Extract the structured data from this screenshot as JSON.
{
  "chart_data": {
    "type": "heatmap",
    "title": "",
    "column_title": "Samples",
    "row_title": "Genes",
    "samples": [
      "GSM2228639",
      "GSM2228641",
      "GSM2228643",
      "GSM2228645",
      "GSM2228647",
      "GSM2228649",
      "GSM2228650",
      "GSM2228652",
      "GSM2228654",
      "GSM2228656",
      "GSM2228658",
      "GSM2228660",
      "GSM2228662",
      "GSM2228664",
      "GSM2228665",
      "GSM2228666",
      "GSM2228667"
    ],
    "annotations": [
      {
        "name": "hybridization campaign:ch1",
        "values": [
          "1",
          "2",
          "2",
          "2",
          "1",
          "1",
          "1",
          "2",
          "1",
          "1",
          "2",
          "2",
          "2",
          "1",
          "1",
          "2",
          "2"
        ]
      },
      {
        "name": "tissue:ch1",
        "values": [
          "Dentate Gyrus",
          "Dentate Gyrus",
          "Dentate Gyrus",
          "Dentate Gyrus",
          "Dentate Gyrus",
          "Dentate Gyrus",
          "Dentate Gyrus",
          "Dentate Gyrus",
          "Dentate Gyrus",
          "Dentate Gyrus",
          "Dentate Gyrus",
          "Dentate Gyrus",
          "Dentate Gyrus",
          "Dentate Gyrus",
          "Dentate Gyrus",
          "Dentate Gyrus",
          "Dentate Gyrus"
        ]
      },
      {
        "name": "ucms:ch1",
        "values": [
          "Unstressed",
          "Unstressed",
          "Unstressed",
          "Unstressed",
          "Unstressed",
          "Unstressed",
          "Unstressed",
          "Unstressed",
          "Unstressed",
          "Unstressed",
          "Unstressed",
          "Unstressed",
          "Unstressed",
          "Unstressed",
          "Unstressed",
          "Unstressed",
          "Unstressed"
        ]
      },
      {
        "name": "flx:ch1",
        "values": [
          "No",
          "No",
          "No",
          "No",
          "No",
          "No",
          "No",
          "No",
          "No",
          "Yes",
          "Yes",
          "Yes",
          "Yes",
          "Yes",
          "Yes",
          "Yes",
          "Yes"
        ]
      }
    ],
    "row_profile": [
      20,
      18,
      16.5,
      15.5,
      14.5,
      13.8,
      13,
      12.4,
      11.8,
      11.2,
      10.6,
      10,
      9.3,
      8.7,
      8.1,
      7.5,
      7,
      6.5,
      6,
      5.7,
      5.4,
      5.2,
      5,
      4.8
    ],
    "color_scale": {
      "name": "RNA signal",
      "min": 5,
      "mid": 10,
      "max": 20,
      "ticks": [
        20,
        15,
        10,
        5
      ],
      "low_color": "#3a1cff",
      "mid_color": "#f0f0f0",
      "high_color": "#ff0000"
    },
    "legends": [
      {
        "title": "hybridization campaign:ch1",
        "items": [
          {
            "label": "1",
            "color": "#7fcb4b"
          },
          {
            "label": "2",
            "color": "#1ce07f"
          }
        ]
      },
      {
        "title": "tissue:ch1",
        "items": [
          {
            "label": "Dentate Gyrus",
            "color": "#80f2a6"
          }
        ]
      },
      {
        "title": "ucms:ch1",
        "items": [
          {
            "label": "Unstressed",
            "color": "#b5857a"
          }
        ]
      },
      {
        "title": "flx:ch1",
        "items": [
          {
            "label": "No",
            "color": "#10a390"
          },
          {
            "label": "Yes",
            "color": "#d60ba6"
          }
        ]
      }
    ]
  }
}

The problem - In the material above, find each line containing the word "label" and copy it.

Completed task -
            "label": "1",
            "label": "2",
            "label": "Dentate Gyrus",
            "label": "Unstressed",
            "label": "No",
            "label": "Yes",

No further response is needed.